### Exercise
Quote exactly the lines running from the line with "Convert this screenshot" to the end of the entries, including both, and nothing else.

### Records shown

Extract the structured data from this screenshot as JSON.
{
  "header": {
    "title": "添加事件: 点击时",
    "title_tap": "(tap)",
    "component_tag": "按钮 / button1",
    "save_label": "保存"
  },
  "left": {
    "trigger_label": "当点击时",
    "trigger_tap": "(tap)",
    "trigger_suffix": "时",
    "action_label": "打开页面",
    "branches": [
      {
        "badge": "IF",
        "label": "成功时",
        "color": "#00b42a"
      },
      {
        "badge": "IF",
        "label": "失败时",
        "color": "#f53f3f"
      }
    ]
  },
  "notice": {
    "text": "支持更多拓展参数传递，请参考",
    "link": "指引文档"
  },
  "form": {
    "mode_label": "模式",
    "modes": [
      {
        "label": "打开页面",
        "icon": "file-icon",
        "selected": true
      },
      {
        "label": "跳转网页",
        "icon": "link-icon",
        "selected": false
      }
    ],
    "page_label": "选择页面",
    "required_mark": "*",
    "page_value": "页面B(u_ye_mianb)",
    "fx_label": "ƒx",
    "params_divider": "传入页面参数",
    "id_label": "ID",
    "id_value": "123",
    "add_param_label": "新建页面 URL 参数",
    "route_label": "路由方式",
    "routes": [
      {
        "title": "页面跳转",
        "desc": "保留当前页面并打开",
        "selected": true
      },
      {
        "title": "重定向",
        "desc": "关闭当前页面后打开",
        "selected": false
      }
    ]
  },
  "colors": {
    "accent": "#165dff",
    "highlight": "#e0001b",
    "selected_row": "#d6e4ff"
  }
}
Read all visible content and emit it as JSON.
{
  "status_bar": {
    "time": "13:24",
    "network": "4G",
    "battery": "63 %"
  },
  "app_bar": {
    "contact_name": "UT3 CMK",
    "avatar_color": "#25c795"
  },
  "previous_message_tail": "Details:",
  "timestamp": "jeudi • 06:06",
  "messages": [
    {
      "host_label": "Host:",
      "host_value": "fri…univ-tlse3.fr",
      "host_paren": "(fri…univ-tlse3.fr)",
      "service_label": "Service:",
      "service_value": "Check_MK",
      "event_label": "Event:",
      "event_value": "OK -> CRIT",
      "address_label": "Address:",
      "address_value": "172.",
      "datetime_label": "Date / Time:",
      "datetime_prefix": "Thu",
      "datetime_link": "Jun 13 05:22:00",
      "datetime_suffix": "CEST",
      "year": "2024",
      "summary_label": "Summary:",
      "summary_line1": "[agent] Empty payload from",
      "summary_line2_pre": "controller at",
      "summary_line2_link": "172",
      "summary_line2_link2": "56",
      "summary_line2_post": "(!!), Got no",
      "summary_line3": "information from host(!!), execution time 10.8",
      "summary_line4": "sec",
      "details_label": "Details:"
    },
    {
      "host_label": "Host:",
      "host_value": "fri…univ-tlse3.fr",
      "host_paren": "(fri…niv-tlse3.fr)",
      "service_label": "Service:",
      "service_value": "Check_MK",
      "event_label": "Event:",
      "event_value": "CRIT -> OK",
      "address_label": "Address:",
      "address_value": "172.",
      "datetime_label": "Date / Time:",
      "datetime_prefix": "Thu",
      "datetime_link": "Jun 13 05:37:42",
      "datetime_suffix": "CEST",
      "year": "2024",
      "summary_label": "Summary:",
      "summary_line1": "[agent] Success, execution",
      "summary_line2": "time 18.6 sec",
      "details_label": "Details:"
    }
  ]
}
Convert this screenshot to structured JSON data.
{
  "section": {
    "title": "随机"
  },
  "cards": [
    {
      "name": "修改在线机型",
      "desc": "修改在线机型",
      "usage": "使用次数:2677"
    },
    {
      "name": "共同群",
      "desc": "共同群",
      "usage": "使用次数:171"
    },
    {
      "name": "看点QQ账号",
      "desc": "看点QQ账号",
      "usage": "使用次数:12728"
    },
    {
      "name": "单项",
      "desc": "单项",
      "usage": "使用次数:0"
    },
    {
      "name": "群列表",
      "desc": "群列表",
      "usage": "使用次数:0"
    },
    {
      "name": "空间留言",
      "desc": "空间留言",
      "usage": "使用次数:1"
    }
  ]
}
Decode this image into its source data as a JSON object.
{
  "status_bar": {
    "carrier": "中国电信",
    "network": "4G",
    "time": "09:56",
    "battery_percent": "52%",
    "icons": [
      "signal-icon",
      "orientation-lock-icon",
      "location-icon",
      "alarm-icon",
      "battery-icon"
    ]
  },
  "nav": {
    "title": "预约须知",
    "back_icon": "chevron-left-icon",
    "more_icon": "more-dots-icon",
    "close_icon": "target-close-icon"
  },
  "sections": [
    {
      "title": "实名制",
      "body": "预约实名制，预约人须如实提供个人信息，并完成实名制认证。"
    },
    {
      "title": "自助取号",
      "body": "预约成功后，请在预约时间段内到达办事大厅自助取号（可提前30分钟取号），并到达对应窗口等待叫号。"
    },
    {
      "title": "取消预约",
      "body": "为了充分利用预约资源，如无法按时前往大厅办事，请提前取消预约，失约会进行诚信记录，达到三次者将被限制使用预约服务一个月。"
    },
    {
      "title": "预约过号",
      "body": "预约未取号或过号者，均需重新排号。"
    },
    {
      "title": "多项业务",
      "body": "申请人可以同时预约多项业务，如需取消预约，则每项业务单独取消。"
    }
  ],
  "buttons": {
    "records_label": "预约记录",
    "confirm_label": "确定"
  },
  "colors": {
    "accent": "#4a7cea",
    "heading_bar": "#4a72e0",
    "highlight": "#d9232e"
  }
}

### Answer to this exercise
Convert this screenshot to structured JSON data.
{
  "section": {
    "title": "随机"
  },
  "cards": [
    {
      "name": "修改在线机型",
      "desc": "修改在线机型",
      "usage": "使用次数:2677"
    },
    {
      "name": "共同群",
      "desc": "共同群",
      "usage": "使用次数:171"
    },
    {
      "name": "看点QQ账号",
      "desc": "看点QQ账号",
      "usage": "使用次数:12728"
    },
    {
      "name": "单项",
      "desc": "单项",
      "usage": "使用次数:0"
    },
    {
      "name": "群列表",
      "desc": "群列表",
      "usage": "使用次数:0"
    },
    {
      "name": "空间留言",
      "desc": "空间留言",
      "usage": "使用次数:1"
    }
  ]
}
Decode this image into its source data as a JSON object.
{
  "status_bar": {
    "carrier": "中国电信",
    "network": "4G",
    "time": "09:56",
    "battery_percent": "52%",
    "icons": [
      "signal-icon",
      "orientation-lock-icon",
      "location-icon",
      "alarm-icon",
      "battery-icon"
    ]
  },
  "nav": {
    "title": "预约须知",
    "back_icon": "chevron-left-icon",
    "more_icon": "more-dots-icon",
    "close_icon": "target-close-icon"
  },
  "sections": [
    {
      "title": "实名制",
      "body": "预约实名制，预约人须如实提供个人信息，并完成实名制认证。"
    },
    {
      "title": "自助取号",
      "body": "预约成功后，请在预约时间段内到达办事大厅自助取号（可提前30分钟取号），并到达对应窗口等待叫号。"
    },
    {
      "title": "取消预约",
      "body": "为了充分利用预约资源，如无法按时前往大厅办事，请提前取消预约，失约会进行诚信记录，达到三次者将被限制使用预约服务一个月。"
    },
    {
      "title": "预约过号",
      "body": "预约未取号或过号者，均需重新排号。"
    },
    {
      "title": "多项业务",
      "body": "申请人可以同时预约多项业务，如需取消预约，则每项业务单独取消。"
    }
  ],
  "buttons": {
    "records_label": "预约记录",
    "confirm_label": "确定"
  },
  "colors": {
    "accent": "#4a7cea",
    "heading_bar": "#4a72e0",
    "highlight": "#d9232e"
  }
}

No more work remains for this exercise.